The exercise: Copy the records below exactly as they appear.

Data excerpts

'''

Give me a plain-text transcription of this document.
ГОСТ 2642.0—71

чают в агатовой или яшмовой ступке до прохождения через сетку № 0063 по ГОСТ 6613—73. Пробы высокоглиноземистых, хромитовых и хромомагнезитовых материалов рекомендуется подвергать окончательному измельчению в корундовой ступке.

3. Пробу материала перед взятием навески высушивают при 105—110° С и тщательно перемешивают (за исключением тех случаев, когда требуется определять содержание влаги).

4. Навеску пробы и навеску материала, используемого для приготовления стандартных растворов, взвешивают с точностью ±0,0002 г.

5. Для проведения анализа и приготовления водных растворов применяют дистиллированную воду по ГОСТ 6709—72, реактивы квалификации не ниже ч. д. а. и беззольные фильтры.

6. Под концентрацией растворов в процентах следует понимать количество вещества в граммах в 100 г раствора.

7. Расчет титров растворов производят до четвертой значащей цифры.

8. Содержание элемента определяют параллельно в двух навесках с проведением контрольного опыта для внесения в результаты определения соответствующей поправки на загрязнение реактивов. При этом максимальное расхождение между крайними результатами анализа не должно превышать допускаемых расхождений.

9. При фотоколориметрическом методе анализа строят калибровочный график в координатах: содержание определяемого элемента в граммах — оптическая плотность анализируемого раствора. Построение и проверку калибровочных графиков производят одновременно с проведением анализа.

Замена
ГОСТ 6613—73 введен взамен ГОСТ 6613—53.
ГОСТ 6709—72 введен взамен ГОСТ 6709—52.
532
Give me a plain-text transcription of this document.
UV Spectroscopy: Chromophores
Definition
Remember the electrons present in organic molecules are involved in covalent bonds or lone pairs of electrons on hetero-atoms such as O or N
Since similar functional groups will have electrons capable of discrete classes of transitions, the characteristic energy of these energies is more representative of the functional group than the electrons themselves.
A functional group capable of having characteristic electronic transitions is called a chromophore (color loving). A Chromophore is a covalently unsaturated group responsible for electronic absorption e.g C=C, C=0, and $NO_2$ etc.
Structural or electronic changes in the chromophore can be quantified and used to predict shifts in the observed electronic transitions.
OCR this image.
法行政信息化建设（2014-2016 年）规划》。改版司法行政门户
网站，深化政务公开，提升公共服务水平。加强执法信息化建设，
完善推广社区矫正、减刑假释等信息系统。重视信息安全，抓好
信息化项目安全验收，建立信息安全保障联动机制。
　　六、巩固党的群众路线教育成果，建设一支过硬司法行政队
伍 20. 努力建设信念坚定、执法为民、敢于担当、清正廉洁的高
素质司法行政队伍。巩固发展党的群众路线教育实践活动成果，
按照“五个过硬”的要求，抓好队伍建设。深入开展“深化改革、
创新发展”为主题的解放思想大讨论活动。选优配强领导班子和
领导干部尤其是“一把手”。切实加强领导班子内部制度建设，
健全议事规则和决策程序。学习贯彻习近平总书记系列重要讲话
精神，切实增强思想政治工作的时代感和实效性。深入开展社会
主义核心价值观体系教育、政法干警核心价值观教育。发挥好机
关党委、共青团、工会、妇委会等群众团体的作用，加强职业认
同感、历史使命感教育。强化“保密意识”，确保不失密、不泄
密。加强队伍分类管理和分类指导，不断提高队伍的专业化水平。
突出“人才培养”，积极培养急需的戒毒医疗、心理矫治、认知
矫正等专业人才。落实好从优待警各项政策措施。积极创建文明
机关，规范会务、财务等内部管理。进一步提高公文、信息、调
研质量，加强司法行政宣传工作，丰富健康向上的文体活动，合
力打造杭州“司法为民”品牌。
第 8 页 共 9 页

'''

Finished exercise:
Give me a plain-text transcription of this document.
ГОСТ 2642.0—71

чают в агатовой или яшмовой ступке до прохождения через сетку № 0063 по ГОСТ 6613—73. Пробы высокоглиноземистых, хромитовых и хромомагнезитовых материалов рекомендуется подвергать окончательному измельчению в корундовой ступке.

3. Пробу материала перед взятием навески высушивают при 105—110° С и тщательно перемешивают (за исключением тех случаев, когда требуется определять содержание влаги).

4. Навеску пробы и навеску материала, используемого для приготовления стандартных растворов, взвешивают с точностью ±0,0002 г.

5. Для проведения анализа и приготовления водных растворов применяют дистиллированную воду по ГОСТ 6709—72, реактивы квалификации не ниже ч. д. а. и беззольные фильтры.

6. Под концентрацией растворов в процентах следует понимать количество вещества в граммах в 100 г раствора.

7. Расчет титров растворов производят до четвертой значащей цифры.

8. Содержание элемента определяют параллельно в двух навесках с проведением контрольного опыта для внесения в результаты определения соответствующей поправки на загрязнение реактивов. При этом максимальное расхождение между крайними результатами анализа не должно превышать допускаемых расхождений.

9. При фотоколориметрическом методе анализа строят калибровочный график в координатах: содержание определяемого элемента в граммах — оптическая плотность анализируемого раствора. Построение и проверку калибровочных графиков производят одновременно с проведением анализа.

Замена
ГОСТ 6613—73 введен взамен ГОСТ 6613—53.
ГОСТ 6709—72 введен взамен ГОСТ 6709—52.
532
Give me a plain-text transcription of this document.
UV Spectroscopy: Chromophores
Definition
Remember the electrons present in organic molecules are involved in covalent bonds or lone pairs of electrons on hetero-atoms such as O or N
Since similar functional groups will have electrons capable of discrete classes of transitions, the characteristic energy of these energies is more representative of the functional group than the electrons themselves.
A functional group capable of having characteristic electronic transitions is called a chromophore (color loving). A Chromophore is a covalently unsaturated group responsible for electronic absorption e.g C=C, C=0, and $NO_2$ etc.
Structural or electronic changes in the chromophore can be quantified and used to predict shifts in the observed electronic transitions.
OCR this image.
法行政信息化建设（2014-2016 年）规划》。改版司法行政门户
网站，深化政务公开，提升公共服务水平。加强执法信息化建设，
完善推广社区矫正、减刑假释等信息系统。重视信息安全，抓好
信息化项目安全验收，建立信息安全保障联动机制。
　　六、巩固党的群众路线教育成果，建设一支过硬司法行政队
伍 20. 努力建设信念坚定、执法为民、敢于担当、清正廉洁的高
素质司法行政队伍。巩固发展党的群众路线教育实践活动成果，
按照“五个过硬”的要求，抓好队伍建设。深入开展“深化改革、
创新发展”为主题的解放思想大讨论活动。选优配强领导班子和
领导干部尤其是“一把手”。切实加强领导班子内部制度建设，
健全议事规则和决策程序。学习贯彻习近平总书记系列重要讲话
精神，切实增强思想政治工作的时代感和实效性。深入开展社会
主义核心价值观体系教育、政法干警核心价值观教育。发挥好机
关党委、共青团、工会、妇委会等群众团体的作用，加强职业认
同感、历史使命感教育。强化“保密意识”，确保不失密、不泄
密。加强队伍分类管理和分类指导，不断提高队伍的专业化水平。
突出“人才培养”，积极培养急需的戒毒医疗、心理矫治、认知
矫正等专业人才。落实好从优待警各项政策措施。积极创建文明
机关，规范会务、财务等内部管理。进一步提高公文、信息、调
研质量，加强司法行政宣传工作，丰富健康向上的文体活动，合
力打造杭州“司法为民”品牌。
第 8 页 共 9 页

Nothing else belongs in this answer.